*RECORDS SUPPLIED*:

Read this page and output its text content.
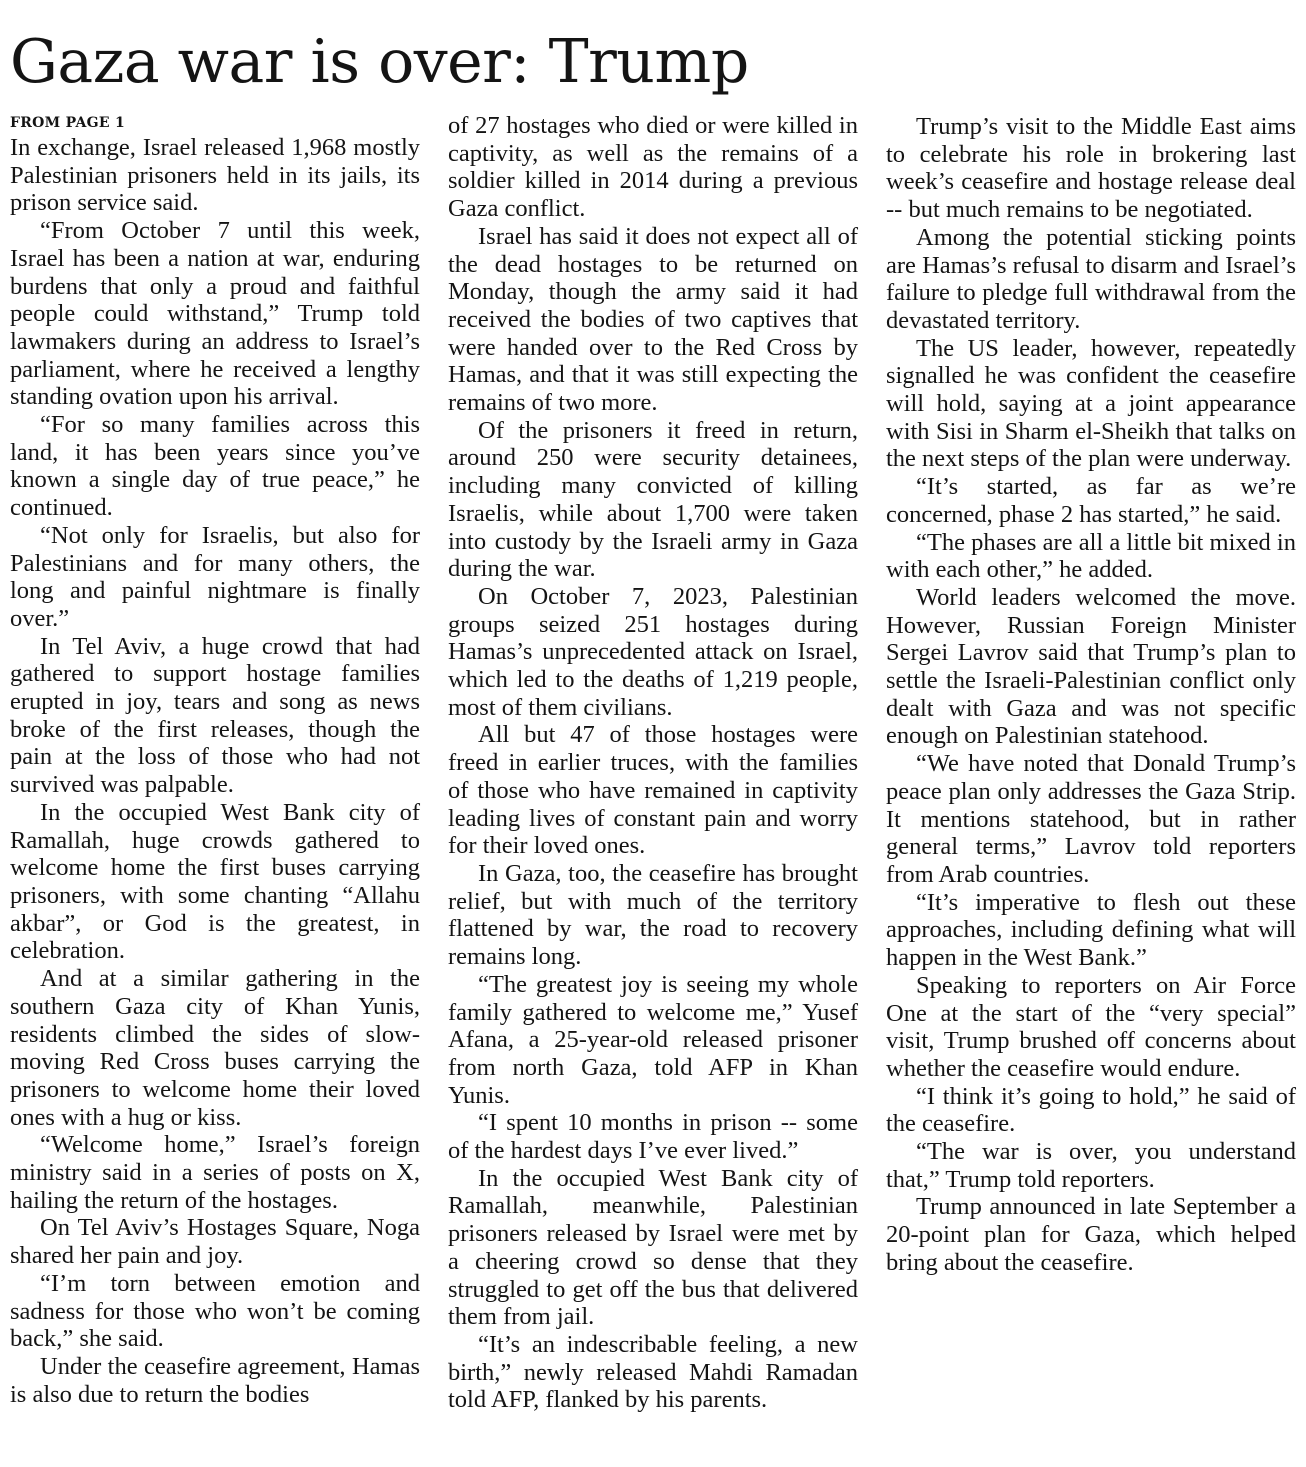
Gaza war is over: Trump
FROM PAGE 1

In exchange, Israel released 1,968 mostly Palestinian prisoners held in its jails, its prison service said.

“From October 7 until this week, Israel has been a nation at war, enduring burdens that only a proud and faithful people could withstand,” Trump told lawmakers during an address to Israel’s parliament, where he received a lengthy standing ovation upon his arrival.

“For so many families across this land, it has been years since you’ve known a single day of true peace,” he continued.

“Not only for Israelis, but also for Palestinians and for many others, the long and painful nightmare is finally over.”

In Tel Aviv, a huge crowd that had gathered to support hostage families erupted in joy, tears and song as news broke of the first releases, though the pain at the loss of those who had not survived was palpable.

In the occupied West Bank city of Ramallah, huge crowds gathered to welcome home the first buses carrying prisoners, with some chanting “Allahu akbar”, or God is the greatest, in celebration.

And at a similar gathering in the southern Gaza city of Khan Yunis, residents climbed the sides of slow-moving Red Cross buses carrying the prisoners to welcome home their loved ones with a hug or kiss.

“Welcome home,” Israel’s foreign ministry said in a series of posts on X, hailing the return of the hostages.

On Tel Aviv’s Hostages Square, Noga shared her pain and joy.

“I’m torn between emotion and sadness for those who won’t be coming back,” she said.

Under the ceasefire agreement, Hamas is also due to return the bodies

of 27 hostages who died or were killed in captivity, as well as the remains of a soldier killed in 2014 during a previous Gaza conflict.

Israel has said it does not expect all of the dead hostages to be returned on Monday, though the army said it had received the bodies of two captives that were handed over to the Red Cross by Hamas, and that it was still expecting the remains of two more.

Of the prisoners it freed in return, around 250 were security detainees, including many convicted of killing Israelis, while about 1,700 were taken into custody by the Israeli army in Gaza during the war.

On October 7, 2023, Palestinian groups seized 251 hostages during Hamas’s unprecedented attack on Israel, which led to the deaths of 1,219 people, most of them civilians.

All but 47 of those hostages were freed in earlier truces, with the families of those who have remained in captivity leading lives of constant pain and worry for their loved ones.

In Gaza, too, the ceasefire has brought relief, but with much of the territory flattened by war, the road to recovery remains long.

“The greatest joy is seeing my whole family gathered to welcome me,” Yusef Afana, a 25-year-old released prisoner from north Gaza, told AFP in Khan Yunis.

“I spent 10 months in prison -- some of the hardest days I’ve ever lived.”

In the occupied West Bank city of Ramallah, meanwhile, Palestinian prisoners released by Israel were met by a cheering crowd so dense that they struggled to get off the bus that delivered them from jail.

“It’s an indescribable feeling, a new birth,” newly released Mahdi Ramadan told AFP, flanked by his parents.

Trump’s visit to the Middle East aims to celebrate his role in brokering last week’s ceasefire and hostage release deal -- but much remains to be negotiated.

Among the potential sticking points are Hamas’s refusal to disarm and Israel’s failure to pledge full withdrawal from the devastated territory.

The US leader, however, repeatedly signalled he was confident the ceasefire will hold, saying at a joint appearance with Sisi in Sharm el-Sheikh that talks on the next steps of the plan were underway.

“It’s started, as far as we’re concerned, phase 2 has started,” he said.

“The phases are all a little bit mixed in with each other,” he added.

World leaders welcomed the move. However, Russian Foreign Minister Sergei Lavrov said that Trump’s plan to settle the Israeli-Palestinian conflict only dealt with Gaza and was not specific enough on Palestinian statehood.

“We have noted that Donald Trump’s peace plan only addresses the Gaza Strip. It mentions statehood, but in rather general terms,” Lavrov told reporters from Arab countries.

“It’s imperative to flesh out these approaches, including defining what will happen in the West Bank.”

Speaking to reporters on Air Force One at the start of the “very special” visit, Trump brushed off concerns about whether the ceasefire would endure.

“I think it’s going to hold,” he said of the ceasefire.

“The war is over, you understand that,” Trump told reporters.

Trump announced in late September a 20-point plan for Gaza, which helped bring about the ceasefire.
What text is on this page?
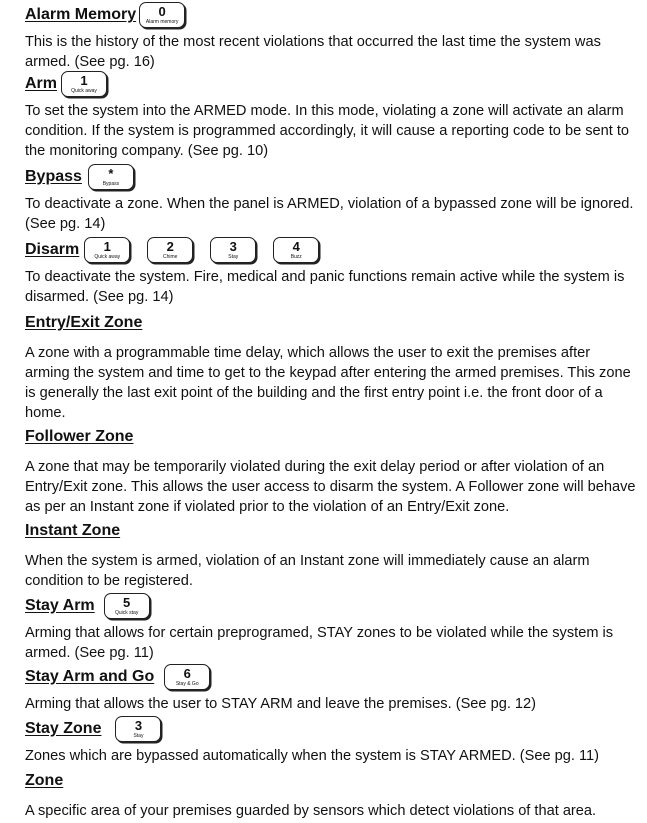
Alarm Memory 0
Alarm memory
This is the history of the most recent violations that occurred the last time the system was armed. (See pg. 16)
Arm 1
Quick away
To set the system into the ARMED mode. In this mode, violating a zone will activate an alarm condition. If the system is programmed accordingly, it will cause a reporting code to be sent to the monitoring company. (See pg. 10)
Bypass *
Bypass
To deactivate a zone. When the panel is ARMED, violation of a bypassed zone will be ignored. (See pg. 14)
Disarm 1
Quick away
2
Chime
3
Stay
4
Buzz
To deactivate the system. Fire, medical and panic functions remain active while the system is disarmed. (See pg. 14)
Entry/Exit Zone
A zone with a programmable time delay, which allows the user to exit the premises after arming the system and time to get to the keypad after entering the armed premises. This zone is generally the last exit point of the building and the first entry point i.e. the front door of a home.
Follower Zone
A zone that may be temporarily violated during the exit delay period or after violation of an Entry/Exit zone. This allows the user access to disarm the system. A Follower zone will behave as per an Instant zone if violated prior to the violation of an Entry/Exit zone.
Instant Zone
When the system is armed, violation of an Instant zone will immediately cause an alarm condition to be registered.
Stay Arm 5
Quick stay
Arming that allows for certain preprogramed, STAY zones to be violated while the system is armed. (See pg. 11)
Stay Arm and Go 6
Stay & Go
Arming that allows the user to STAY ARM and leave the premises. (See pg. 12)
Stay Zone	3
Stay
Zones which are bypassed automatically when the system is STAY ARMED. (See pg. 11)
Zone
A specific area of your premises guarded by sensors which detect violations of that area.
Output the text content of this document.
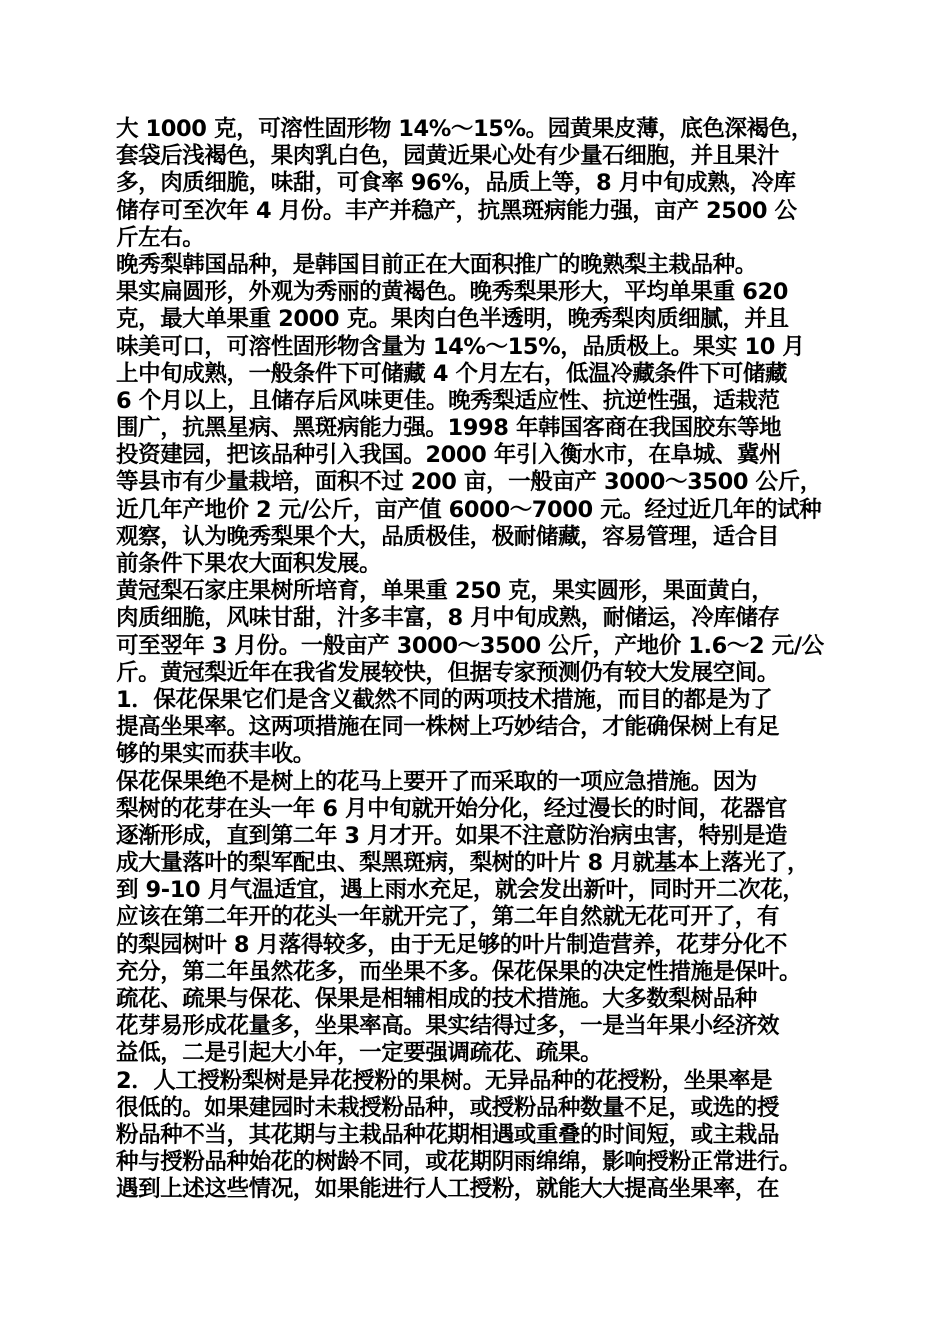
大 1000 克，可溶性固形物 14%～15%。园黄果皮薄，底色深褐色，
套袋后浅褐色，果肉乳白色，园黄近果心处有少量石细胞，并且果汁
多，肉质细脆，味甜，可食率 96%，品质上等，8 月中旬成熟，冷库
储存可至次年 4 月份。丰产并稳产，抗黑斑病能力强，亩产 2500 公
斤左右。
晚秀梨韩国品种，是韩国目前正在大面积推广的晚熟梨主栽品种。
果实扁圆形，外观为秀丽的黄褐色。晚秀梨果形大，平均单果重 620
克，最大单果重 2000 克。果肉白色半透明，晚秀梨肉质细腻，并且
味美可口，可溶性固形物含量为 14%～15%，品质极上。果实 10 月
上中旬成熟，一般条件下可储藏 4 个月左右，低温冷藏条件下可储藏
6 个月以上，且储存后风味更佳。晚秀梨适应性、抗逆性强，适栽范
围广，抗黑星病、黑斑病能力强。1998 年韩国客商在我国胶东等地
投资建园，把该品种引入我国。2000 年引入衡水市，在阜城、冀州
等县市有少量栽培，面积不过 200 亩，一般亩产 3000～3500 公斤，
近几年产地价 2 元/公斤，亩产值 6000～7000 元。经过近几年的试种
观察，认为晚秀梨果个大，品质极佳，极耐储藏，容易管理，适合目
前条件下果农大面积发展。
黄冠梨石家庄果树所培育，单果重 250 克，果实圆形，果面黄白，
肉质细脆，风味甘甜，汁多丰富，8 月中旬成熟，耐储运，冷库储存
可至翌年 3 月份。一般亩产 3000～3500 公斤，产地价 1.6～2 元/公
斤。黄冠梨近年在我省发展较快，但据专家预测仍有较大发展空间。
1．保花保果它们是含义截然不同的两项技术措施，而目的都是为了
提高坐果率。这两项措施在同一株树上巧妙结合，才能确保树上有足
够的果实而获丰收。
保花保果绝不是树上的花马上要开了而采取的一项应急措施。因为
梨树的花芽在头一年 6 月中旬就开始分化，经过漫长的时间，花器官
逐渐形成，直到第二年 3 月才开。如果不注意防治病虫害，特别是造
成大量落叶的梨军配虫、梨黑斑病，梨树的叶片 8 月就基本上落光了，
到 9-10 月气温适宜，遇上雨水充足，就会发出新叶，同时开二次花，
应该在第二年开的花头一年就开完了，第二年自然就无花可开了，有
的梨园树叶 8 月落得较多，由于无足够的叶片制造营养，花芽分化不
充分，第二年虽然花多，而坐果不多。保花保果的决定性措施是保叶。
疏花、疏果与保花、保果是相辅相成的技术措施。大多数梨树品种
花芽易形成花量多，坐果率高。果实结得过多，一是当年果小经济效
益低，二是引起大小年，一定要强调疏花、疏果。
2．人工授粉梨树是异花授粉的果树。无异品种的花授粉，坐果率是
很低的。如果建园时未栽授粉品种，或授粉品种数量不足，或选的授
粉品种不当，其花期与主栽品种花期相遇或重叠的时间短，或主栽品
种与授粉品种始花的树龄不同，或花期阴雨绵绵，影响授粉正常进行。
遇到上述这些情况，如果能进行人工授粉，就能大大提高坐果率，在
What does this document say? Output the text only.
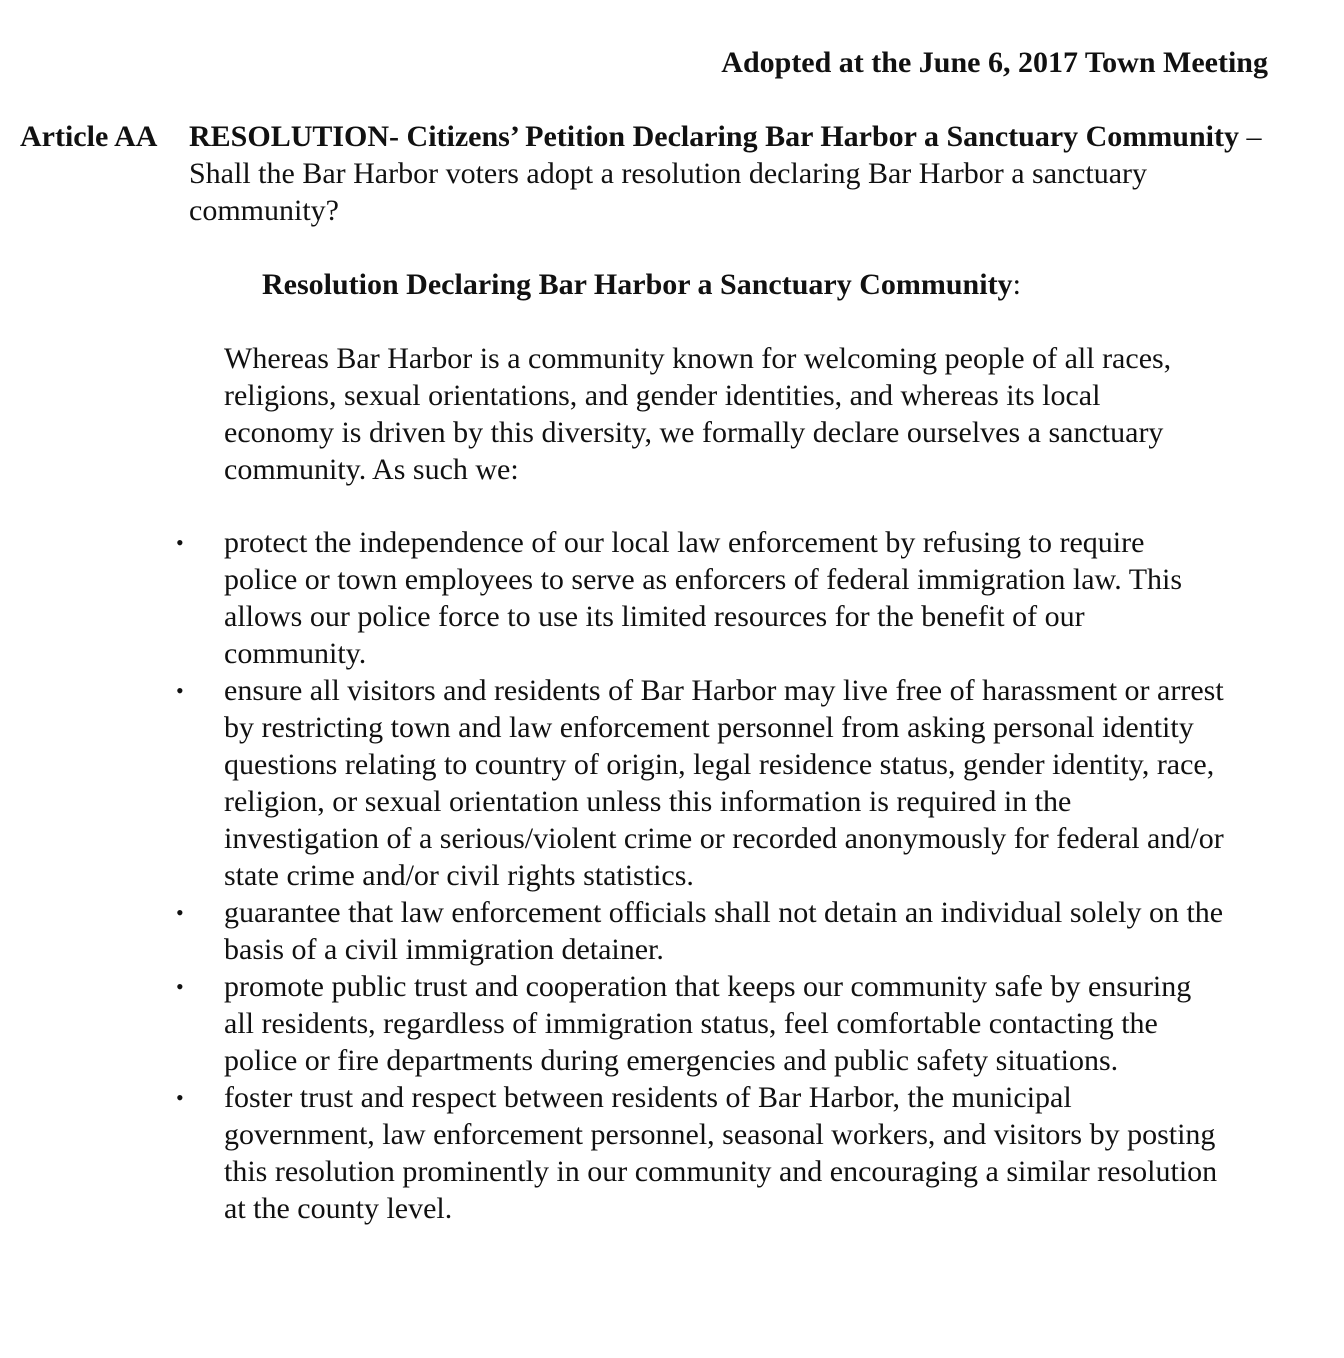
Adopted at the June 6, 2017 Town Meeting
Article AA	RESOLUTION- Citizens’ Petition Declaring Bar Harbor a Sanctuary Community – Shall the Bar Harbor voters adopt a resolution declaring Bar Harbor a sanctuary community?
Resolution Declaring Bar Harbor a Sanctuary Community:
Whereas Bar Harbor is a community known for welcoming people of all races, religions, sexual orientations, and gender identities, and whereas its local economy is driven by this diversity, we formally declare ourselves a sanctuary community. As such we:
• protect the independence of our local law enforcement by refusing to require police or town employees to serve as enforcers of federal immigration law. This allows our police force to use its limited resources for the benefit of our community.
• ensure all visitors and residents of Bar Harbor may live free of harassment or arrest by restricting town and law enforcement personnel from asking personal identity questions relating to country of origin, legal residence status, gender identity, race, religion, or sexual orientation unless this information is required in the investigation of a serious/violent crime or recorded anonymously for federal and/or state crime and/or civil rights statistics.
• guarantee that law enforcement officials shall not detain an individual solely on the basis of a civil immigration detainer.
• promote public trust and cooperation that keeps our community safe by ensuring all residents, regardless of immigration status, feel comfortable contacting the police or fire departments during emergencies and public safety situations.
• foster trust and respect between residents of Bar Harbor, the municipal government, law enforcement personnel, seasonal workers, and visitors by posting this resolution prominently in our community and encouraging a similar resolution at the county level.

*REQUEST*: Take every line above carrying "reporters" and return it.

*EXERCISE RESULT*:
“We have noted that Donald Trump’s peace plan only addresses the Gaza Strip. It mentions statehood, but in rather general terms,” Lavrov told reporters from Arab countries.
Speaking to reporters on Air Force One at the start of the “very special” visit, Trump brushed off concerns about whether the ceasefire would endure.
“The war is over, you understand that,” Trump told reporters.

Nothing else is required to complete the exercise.